## Work to be completed
Quote the listing below in full and exactly as written, but omit every picture.

## Input
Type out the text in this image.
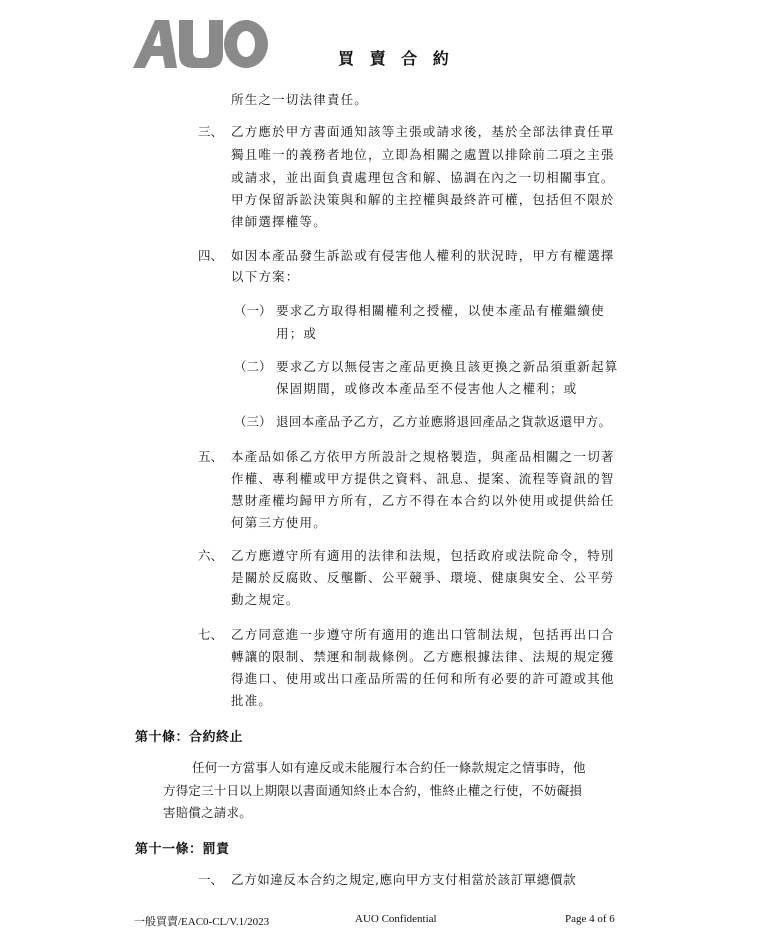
買 賣 合 約
所生之一切法律責任。
三、 乙方應於甲方書面通知該等主張或請求後，基於全部法律責任單
獨且唯一的義務者地位，立即為相關之處置以排除前二項之主張
或請求，並出面負責處理包含和解、協調在內之一切相關事宜。
甲方保留訴訟決策與和解的主控權與最終許可權，包括但不限於
律師選擇權等。
四、 如因本產品發生訴訟或有侵害他人權利的狀況時，甲方有權選擇
以下方案：
（一） 要求乙方取得相關權利之授權，以使本產品有權繼續使
用；或
（二） 要求乙方以無侵害之產品更換且該更換之新品須重新起算
保固期間，或修改本產品至不侵害他人之權利；或
（三） 退回本產品予乙方，乙方並應將退回產品之貨款返還甲方。
五、 本產品如係乙方依甲方所設計之規格製造，與產品相關之一切著
作權、專利權或甲方提供之資料、訊息、提案、流程等資訊的智
慧財產權均歸甲方所有，乙方不得在本合約以外使用或提供給任
何第三方使用。
六、 乙方應遵守所有適用的法律和法規，包括政府或法院命令，特別
是關於反腐敗、反壟斷、公平競爭、環境、健康與安全、公平勞
動之規定。
七、 乙方同意進一步遵守所有適用的進出口管制法規，包括再出口合
轉讓的限制、禁運和制裁條例。乙方應根據法律、法規的規定獲
得進口、使用或出口產品所需的任何和所有必要的許可證或其他
批准。
第十條：合約終止
任何一方當事人如有違反或未能履行本合約任一條款規定之情事時，他
方得定三十日以上期限以書面通知終止本合約，惟終止權之行使，不妨礙損
害賠償之請求。
第十一條：罰責
一、 乙方如違反本合約之規定,應向甲方支付相當於該訂單總價款
一般買賣/EAC0-CL/V.1/2023	AUO Confidential	Page 4 of 6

## Expected answer
Type out the text in this image.
買 賣 合 約
所生之一切法律責任。
三、 乙方應於甲方書面通知該等主張或請求後，基於全部法律責任單
獨且唯一的義務者地位，立即為相關之處置以排除前二項之主張
或請求，並出面負責處理包含和解、協調在內之一切相關事宜。
甲方保留訴訟決策與和解的主控權與最終許可權，包括但不限於
律師選擇權等。
四、 如因本產品發生訴訟或有侵害他人權利的狀況時，甲方有權選擇
以下方案：
（一） 要求乙方取得相關權利之授權，以使本產品有權繼續使
用；或
（二） 要求乙方以無侵害之產品更換且該更換之新品須重新起算
保固期間，或修改本產品至不侵害他人之權利；或
（三） 退回本產品予乙方，乙方並應將退回產品之貨款返還甲方。
五、 本產品如係乙方依甲方所設計之規格製造，與產品相關之一切著
作權、專利權或甲方提供之資料、訊息、提案、流程等資訊的智
慧財產權均歸甲方所有，乙方不得在本合約以外使用或提供給任
何第三方使用。
六、 乙方應遵守所有適用的法律和法規，包括政府或法院命令，特別
是關於反腐敗、反壟斷、公平競爭、環境、健康與安全、公平勞
動之規定。
七、 乙方同意進一步遵守所有適用的進出口管制法規，包括再出口合
轉讓的限制、禁運和制裁條例。乙方應根據法律、法規的規定獲
得進口、使用或出口產品所需的任何和所有必要的許可證或其他
批准。
第十條：合約終止
任何一方當事人如有違反或未能履行本合約任一條款規定之情事時，他
方得定三十日以上期限以書面通知終止本合約，惟終止權之行使，不妨礙損
害賠償之請求。
第十一條：罰責
一、 乙方如違反本合約之規定,應向甲方支付相當於該訂單總價款
一般買賣/EAC0-CL/V.1/2023	AUO Confidential	Page 4 of 6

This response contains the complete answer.